── DATASET EXCERPTS

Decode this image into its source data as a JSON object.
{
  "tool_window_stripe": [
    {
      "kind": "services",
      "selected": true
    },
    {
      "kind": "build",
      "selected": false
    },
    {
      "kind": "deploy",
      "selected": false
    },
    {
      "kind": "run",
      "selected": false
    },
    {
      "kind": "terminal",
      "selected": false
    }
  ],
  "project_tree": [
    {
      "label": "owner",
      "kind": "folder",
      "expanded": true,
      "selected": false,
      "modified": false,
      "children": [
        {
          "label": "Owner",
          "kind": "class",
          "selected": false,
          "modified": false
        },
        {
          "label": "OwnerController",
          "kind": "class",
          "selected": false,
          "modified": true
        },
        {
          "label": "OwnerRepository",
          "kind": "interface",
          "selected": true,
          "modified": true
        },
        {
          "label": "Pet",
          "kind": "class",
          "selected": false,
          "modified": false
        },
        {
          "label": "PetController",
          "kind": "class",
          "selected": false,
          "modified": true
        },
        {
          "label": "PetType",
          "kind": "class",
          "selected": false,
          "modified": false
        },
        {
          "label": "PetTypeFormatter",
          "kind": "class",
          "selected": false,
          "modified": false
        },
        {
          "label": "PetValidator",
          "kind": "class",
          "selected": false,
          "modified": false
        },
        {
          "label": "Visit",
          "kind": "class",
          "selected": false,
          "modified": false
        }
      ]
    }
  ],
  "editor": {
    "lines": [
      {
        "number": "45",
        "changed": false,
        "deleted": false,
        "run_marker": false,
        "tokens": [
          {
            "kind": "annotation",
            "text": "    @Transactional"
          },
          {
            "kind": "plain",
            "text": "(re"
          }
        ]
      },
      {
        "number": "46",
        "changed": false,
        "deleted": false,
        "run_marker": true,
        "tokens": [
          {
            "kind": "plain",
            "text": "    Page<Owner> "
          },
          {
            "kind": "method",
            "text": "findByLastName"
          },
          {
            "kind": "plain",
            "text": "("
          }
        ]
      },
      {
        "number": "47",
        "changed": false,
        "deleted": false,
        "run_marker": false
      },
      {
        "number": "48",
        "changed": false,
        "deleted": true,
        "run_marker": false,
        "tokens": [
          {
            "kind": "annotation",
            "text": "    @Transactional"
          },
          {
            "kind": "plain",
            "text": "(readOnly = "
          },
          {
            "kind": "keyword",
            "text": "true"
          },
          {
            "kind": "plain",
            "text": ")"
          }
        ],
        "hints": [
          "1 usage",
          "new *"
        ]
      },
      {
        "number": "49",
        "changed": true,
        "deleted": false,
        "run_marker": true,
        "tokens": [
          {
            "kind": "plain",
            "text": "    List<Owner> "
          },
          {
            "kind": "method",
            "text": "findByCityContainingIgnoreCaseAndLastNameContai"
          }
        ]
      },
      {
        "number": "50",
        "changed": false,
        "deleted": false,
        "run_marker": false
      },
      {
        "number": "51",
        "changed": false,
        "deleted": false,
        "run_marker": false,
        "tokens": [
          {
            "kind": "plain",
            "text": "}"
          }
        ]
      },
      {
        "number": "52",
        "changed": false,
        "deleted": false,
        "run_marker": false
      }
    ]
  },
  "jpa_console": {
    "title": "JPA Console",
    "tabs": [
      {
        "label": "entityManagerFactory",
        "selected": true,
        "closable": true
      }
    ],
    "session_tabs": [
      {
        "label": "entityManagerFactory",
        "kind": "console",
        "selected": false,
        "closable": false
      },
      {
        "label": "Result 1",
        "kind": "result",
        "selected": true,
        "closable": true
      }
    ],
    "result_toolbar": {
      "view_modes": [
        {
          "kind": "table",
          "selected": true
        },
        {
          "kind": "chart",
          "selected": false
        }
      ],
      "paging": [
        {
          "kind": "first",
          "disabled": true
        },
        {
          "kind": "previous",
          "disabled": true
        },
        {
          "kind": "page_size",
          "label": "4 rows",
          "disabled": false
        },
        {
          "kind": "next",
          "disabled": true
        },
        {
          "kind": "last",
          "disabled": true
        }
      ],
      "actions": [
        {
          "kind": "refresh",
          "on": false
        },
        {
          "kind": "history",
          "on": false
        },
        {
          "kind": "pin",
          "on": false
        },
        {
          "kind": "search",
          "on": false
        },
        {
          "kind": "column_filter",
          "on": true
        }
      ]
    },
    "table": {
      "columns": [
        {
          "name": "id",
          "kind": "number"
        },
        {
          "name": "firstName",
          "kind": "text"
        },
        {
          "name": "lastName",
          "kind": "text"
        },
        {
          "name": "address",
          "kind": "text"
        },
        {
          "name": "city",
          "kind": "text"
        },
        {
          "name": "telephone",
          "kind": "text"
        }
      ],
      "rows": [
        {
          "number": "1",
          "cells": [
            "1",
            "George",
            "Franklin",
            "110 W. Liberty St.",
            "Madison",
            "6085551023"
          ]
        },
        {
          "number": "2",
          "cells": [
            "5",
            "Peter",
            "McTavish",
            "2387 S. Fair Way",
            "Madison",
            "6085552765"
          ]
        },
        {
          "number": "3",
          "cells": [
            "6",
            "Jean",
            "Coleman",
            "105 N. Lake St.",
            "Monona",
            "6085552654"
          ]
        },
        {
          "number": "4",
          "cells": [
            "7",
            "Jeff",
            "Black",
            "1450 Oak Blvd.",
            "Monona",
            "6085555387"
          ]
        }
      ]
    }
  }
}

────

• _WHAT TO DO_:
Please reproduce the entire listing, exactly as shown.

• _OUTPUT OF THE EXERCISE_:
Decode this image into its source data as a JSON object.
{
  "tool_window_stripe": [
    {
      "kind": "services",
      "selected": true
    },
    {
      "kind": "build",
      "selected": false
    },
    {
      "kind": "deploy",
      "selected": false
    },
    {
      "kind": "run",
      "selected": false
    },
    {
      "kind": "terminal",
      "selected": false
    }
  ],
  "project_tree": [
    {
      "label": "owner",
      "kind": "folder",
      "expanded": true,
      "selected": false,
      "modified": false,
      "children": [
        {
          "label": "Owner",
          "kind": "class",
          "selected": false,
          "modified": false
        },
        {
          "label": "OwnerController",
          "kind": "class",
          "selected": false,
          "modified": true
        },
        {
          "label": "OwnerRepository",
          "kind": "interface",
          "selected": true,
          "modified": true
        },
        {
          "label": "Pet",
          "kind": "class",
          "selected": false,
          "modified": false
        },
        {
          "label": "PetController",
          "kind": "class",
          "selected": false,
          "modified": true
        },
        {
          "label": "PetType",
          "kind": "class",
          "selected": false,
          "modified": false
        },
        {
          "label": "PetTypeFormatter",
          "kind": "class",
          "selected": false,
          "modified": false
        },
        {
          "label": "PetValidator",
          "kind": "class",
          "selected": false,
          "modified": false
        },
        {
          "label": "Visit",
          "kind": "class",
          "selected": false,
          "modified": false
        }
      ]
    }
  ],
  "editor": {
    "lines": [
      {
        "number": "45",
        "changed": false,
        "deleted": false,
        "run_marker": false,
        "tokens": [
          {
            "kind": "annotation",
            "text": "    @Transactional"
          },
          {
            "kind": "plain",
            "text": "(re"
          }
        ]
      },
      {
        "number": "46",
        "changed": false,
        "deleted": false,
        "run_marker": true,
        "tokens": [
          {
            "kind": "plain",
            "text": "    Page<Owner> "
          },
          {
            "kind": "method",
            "text": "findByLastName"
          },
          {
            "kind": "plain",
            "text": "("
          }
        ]
      },
      {
        "number": "47",
        "changed": false,
        "deleted": false,
        "run_marker": false
      },
      {
        "number": "48",
        "changed": false,
        "deleted": true,
        "run_marker": false,
        "tokens": [
          {
            "kind": "annotation",
            "text": "    @Transactional"
          },
          {
            "kind": "plain",
            "text": "(readOnly = "
          },
          {
            "kind": "keyword",
            "text": "true"
          },
          {
            "kind": "plain",
            "text": ")"
          }
        ],
        "hints": [
          "1 usage",
          "new *"
        ]
      },
      {
        "number": "49",
        "changed": true,
        "deleted": false,
        "run_marker": true,
        "tokens": [
          {
            "kind": "plain",
            "text": "    List<Owner> "
          },
          {
            "kind": "method",
            "text": "findByCityContainingIgnoreCaseAndLastNameContai"
          }
        ]
      },
      {
        "number": "50",
        "changed": false,
        "deleted": false,
        "run_marker": false
      },
      {
        "number": "51",
        "changed": false,
        "deleted": false,
        "run_marker": false,
        "tokens": [
          {
            "kind": "plain",
            "text": "}"
          }
        ]
      },
      {
        "number": "52",
        "changed": false,
        "deleted": false,
        "run_marker": false
      }
    ]
  },
  "jpa_console": {
    "title": "JPA Console",
    "tabs": [
      {
        "label": "entityManagerFactory",
        "selected": true,
        "closable": true
      }
    ],
    "session_tabs": [
      {
        "label": "entityManagerFactory",
        "kind": "console",
        "selected": false,
        "closable": false
      },
      {
        "label": "Result 1",
        "kind": "result",
        "selected": true,
        "closable": true
      }
    ],
    "result_toolbar": {
      "view_modes": [
        {
          "kind": "table",
          "selected": true
        },
        {
          "kind": "chart",
          "selected": false
        }
      ],
      "paging": [
        {
          "kind": "first",
          "disabled": true
        },
        {
          "kind": "previous",
          "disabled": true
        },
        {
          "kind": "page_size",
          "label": "4 rows",
          "disabled": false
        },
        {
          "kind": "next",
          "disabled": true
        },
        {
          "kind": "last",
          "disabled": true
        }
      ],
      "actions": [
        {
          "kind": "refresh",
          "on": false
        },
        {
          "kind": "history",
          "on": false
        },
        {
          "kind": "pin",
          "on": false
        },
        {
          "kind": "search",
          "on": false
        },
        {
          "kind": "column_filter",
          "on": true
        }
      ]
    },
    "table": {
      "columns": [
        {
          "name": "id",
          "kind": "number"
        },
        {
          "name": "firstName",
          "kind": "text"
        },
        {
          "name": "lastName",
          "kind": "text"
        },
        {
          "name": "address",
          "kind": "text"
        },
        {
          "name": "city",
          "kind": "text"
        },
        {
          "name": "telephone",
          "kind": "text"
        }
      ],
      "rows": [
        {
          "number": "1",
          "cells": [
            "1",
            "George",
            "Franklin",
            "110 W. Liberty St.",
            "Madison",
            "6085551023"
          ]
        },
        {
          "number": "2",
          "cells": [
            "5",
            "Peter",
            "McTavish",
            "2387 S. Fair Way",
            "Madison",
            "6085552765"
          ]
        },
        {
          "number": "3",
          "cells": [
            "6",
            "Jean",
            "Coleman",
            "105 N. Lake St.",
            "Monona",
            "6085552654"
          ]
        },
        {
          "number": "4",
          "cells": [
            "7",
            "Jeff",
            "Black",
            "1450 Oak Blvd.",
            "Monona",
            "6085555387"
          ]
        }
      ]
    }
  }
}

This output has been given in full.